Reproduce the records below exactly, leaving out any pictures.

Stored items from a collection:
========

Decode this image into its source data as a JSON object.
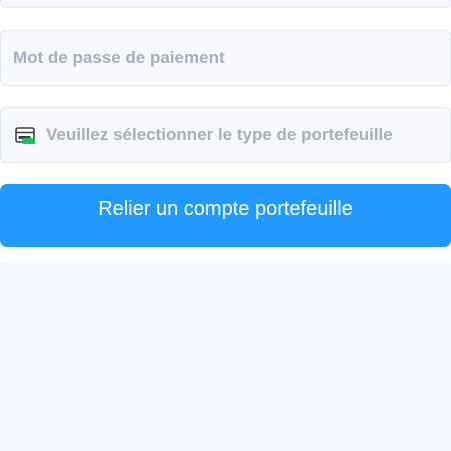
{
  "form": {
    "payment_password": {
      "placeholder": "Mot de passe de paiement",
      "value": ""
    },
    "wallet_type": {
      "placeholder": "Veuillez sélectionner le type de portefeuille",
      "icon": "wallet-card-icon"
    },
    "submit_label": "Relier un compte portefeuille"
  },
  "colors": {
    "primary": "#2299fd",
    "field_background": "#f6f8fd",
    "placeholder_text": "#a7afbf",
    "icon_green": "#1fbf5f"
  }
}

========

[Exercise result]
Decode this image into its source data as a JSON object.
{
  "form": {
    "payment_password": {
      "placeholder": "Mot de passe de paiement",
      "value": ""
    },
    "wallet_type": {
      "placeholder": "Veuillez sélectionner le type de portefeuille",
      "icon": "wallet-card-icon"
    },
    "submit_label": "Relier un compte portefeuille"
  },
  "colors": {
    "primary": "#2299fd",
    "field_background": "#f6f8fd",
    "placeholder_text": "#a7afbf",
    "icon_green": "#1fbf5f"
  }
}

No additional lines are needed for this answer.